## Start Supplied data

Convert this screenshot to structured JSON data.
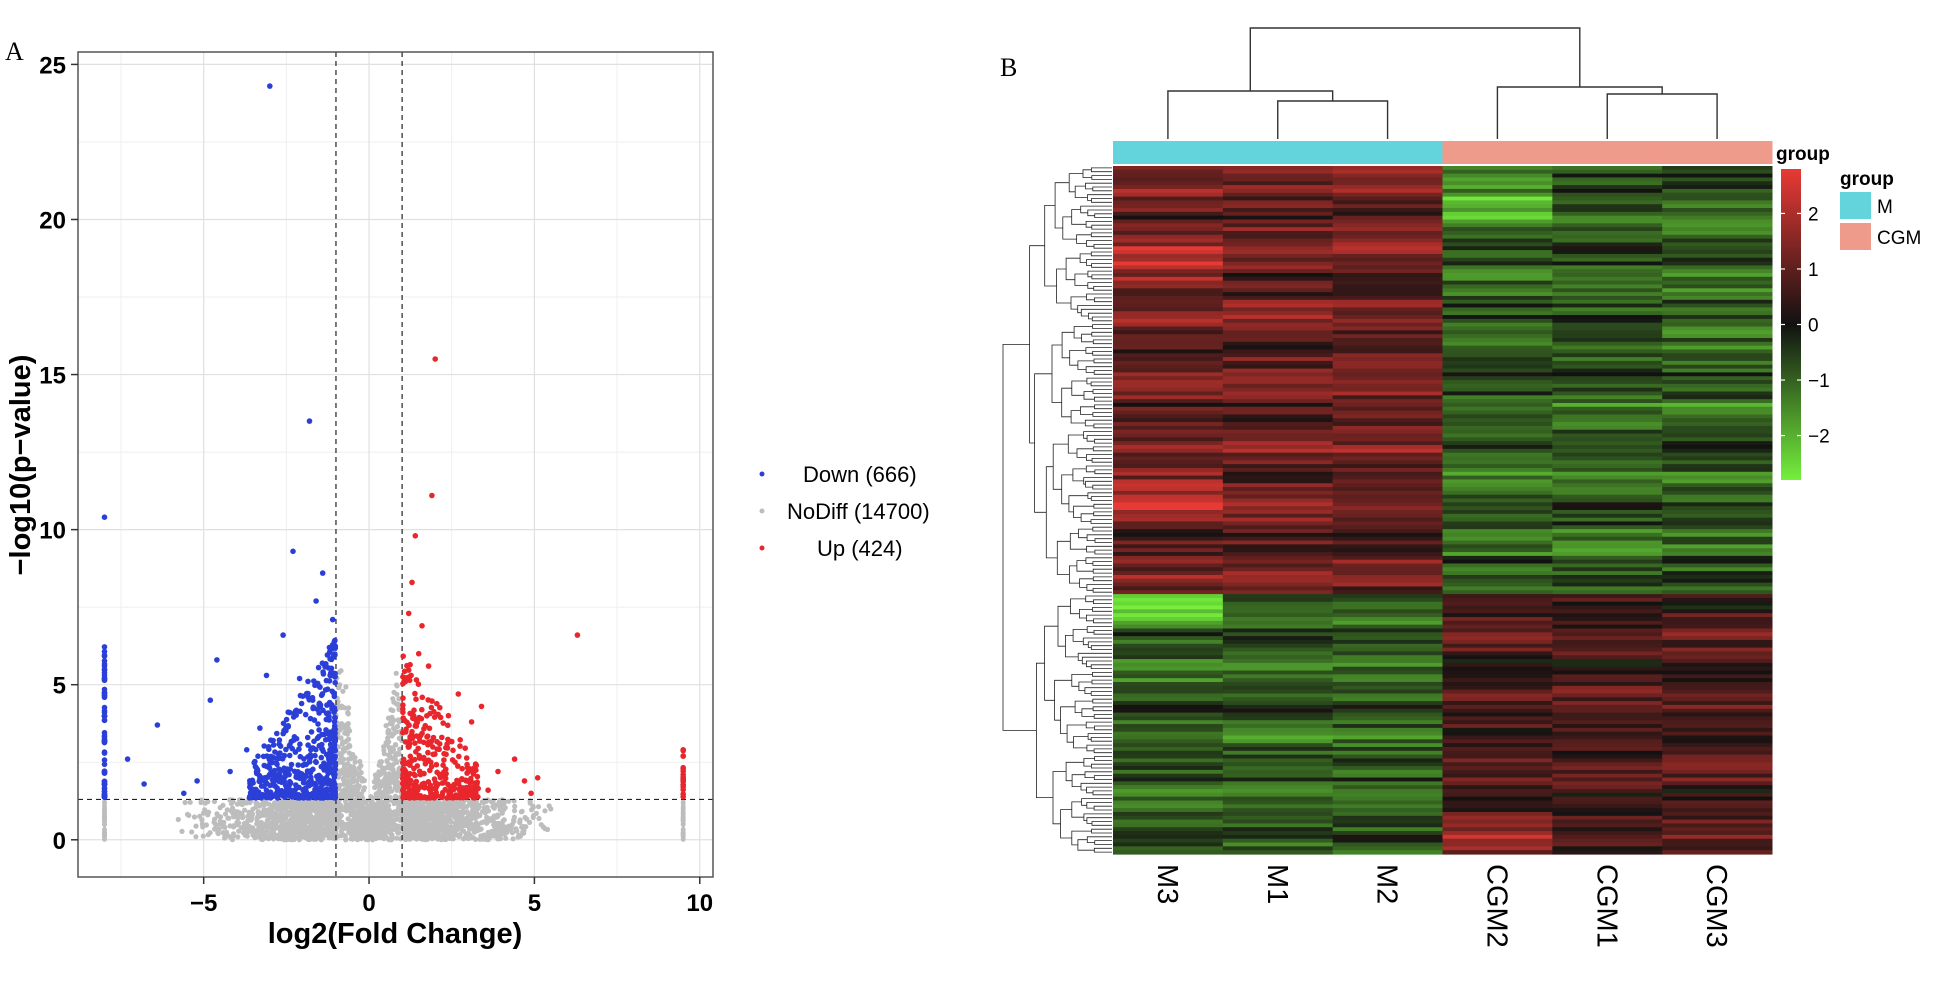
{
  "panel_labels": {
    "a": "A",
    "b": "B"
  },
  "chart_data": [
    {
      "type": "scatter",
      "subtype": "volcano",
      "xlabel": "log2(Fold Change)",
      "ylabel": "−log10(p−value)",
      "xlim": [
        -8.8,
        10.4
      ],
      "ylim": [
        -1.2,
        25.4
      ],
      "x_ticks": [
        -5,
        0,
        5,
        10
      ],
      "x_tick_labels": [
        "−5",
        "0",
        "5",
        "10"
      ],
      "y_ticks": [
        0,
        5,
        10,
        15,
        20,
        25
      ],
      "y_tick_labels": [
        "0",
        "5",
        "10",
        "15",
        "20",
        "25"
      ],
      "grid": true,
      "thresholds": {
        "log2fc": [
          -1,
          1
        ],
        "neg_log10_p": 1.3
      },
      "legend_position": "right",
      "series": [
        {
          "name": "Down (666)",
          "color": "#2b3fd8",
          "points": [
            [
              -3.0,
              24.3
            ],
            [
              -1.8,
              13.5
            ],
            [
              -8.0,
              10.4
            ],
            [
              -2.3,
              9.3
            ],
            [
              -1.4,
              8.6
            ],
            [
              -1.6,
              7.7
            ],
            [
              -2.6,
              6.6
            ],
            [
              -4.6,
              5.8
            ],
            [
              -3.1,
              5.3
            ],
            [
              -2.1,
              5.2
            ],
            [
              -4.8,
              4.5
            ],
            [
              -6.4,
              3.7
            ],
            [
              -3.3,
              3.6
            ],
            [
              -7.3,
              2.6
            ],
            [
              -5.2,
              1.9
            ],
            [
              -6.8,
              1.8
            ],
            [
              -4.2,
              2.2
            ],
            [
              -5.6,
              1.5
            ],
            [
              -3.7,
              2.9
            ],
            [
              -2.9,
              3.2
            ],
            [
              -2.4,
              4.1
            ],
            [
              -1.2,
              6.2
            ],
            [
              -1.1,
              7.1
            ],
            [
              -1.3,
              5.6
            ],
            [
              -1.5,
              4.4
            ]
          ]
        },
        {
          "name": "NoDiff (14700)",
          "color": "#bdbdbd",
          "points": []
        },
        {
          "name": "Up (424)",
          "color": "#e8262c",
          "points": [
            [
              2.0,
              15.5
            ],
            [
              1.9,
              11.1
            ],
            [
              1.4,
              9.8
            ],
            [
              1.3,
              8.3
            ],
            [
              6.3,
              6.6
            ],
            [
              1.2,
              7.3
            ],
            [
              1.6,
              6.9
            ],
            [
              2.7,
              4.7
            ],
            [
              3.4,
              4.3
            ],
            [
              2.4,
              4.0
            ],
            [
              3.1,
              3.8
            ],
            [
              2.2,
              3.3
            ],
            [
              4.4,
              2.6
            ],
            [
              3.9,
              2.2
            ],
            [
              4.7,
              1.9
            ],
            [
              5.1,
              2.0
            ],
            [
              3.6,
              1.6
            ],
            [
              4.9,
              1.5
            ],
            [
              2.6,
              2.5
            ],
            [
              1.8,
              5.6
            ],
            [
              1.5,
              6.0
            ],
            [
              1.1,
              5.1
            ],
            [
              9.5,
              2.9
            ]
          ]
        }
      ]
    },
    {
      "type": "heatmap",
      "columns": [
        "M3",
        "M1",
        "M2",
        "CGM2",
        "CGM1",
        "CGM3"
      ],
      "column_groups": [
        "M",
        "M",
        "M",
        "CGM",
        "CGM",
        "CGM"
      ],
      "row_count": 180,
      "color_scale": {
        "min": -2.8,
        "max": 2.8,
        "low": "#74f03c",
        "mid": "#111111",
        "high": "#e83a35",
        "ticks": [
          "2",
          "1",
          "0",
          "−1",
          "−2"
        ]
      },
      "annotation": {
        "title": "group",
        "legend_title": "group",
        "groups": [
          {
            "name": "M",
            "color": "#63d3dc"
          },
          {
            "name": "CGM",
            "color": "#ef9b8c"
          }
        ]
      },
      "column_dendrogram": true,
      "row_dendrogram": true
    }
  ]
}
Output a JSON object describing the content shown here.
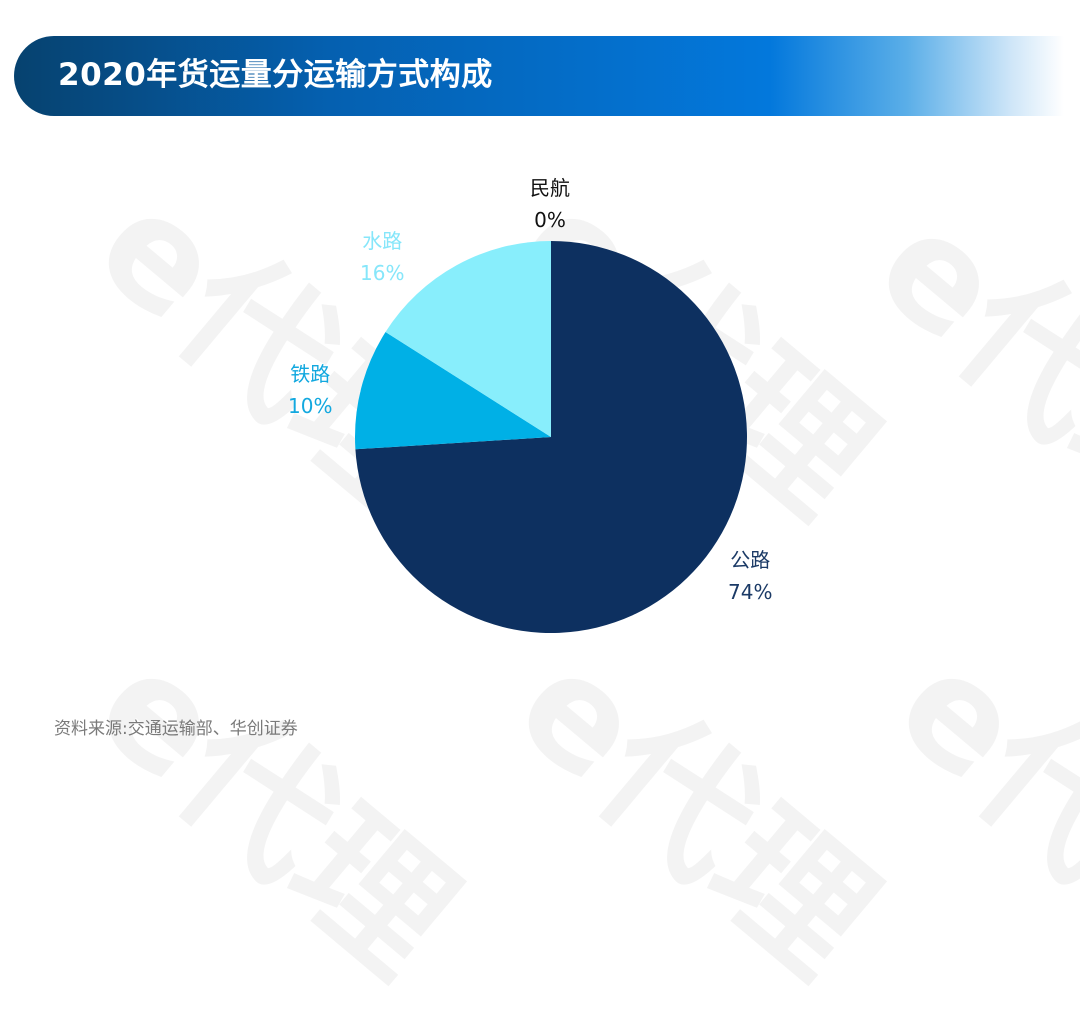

## End Supplied data

**Exercise goal**: Find the string "JSON" in the entries above and return each line that holds it.

**Result of this exercise**:
Convert this screenshot to structured JSON data.
Output a JSON object describing the content shown here.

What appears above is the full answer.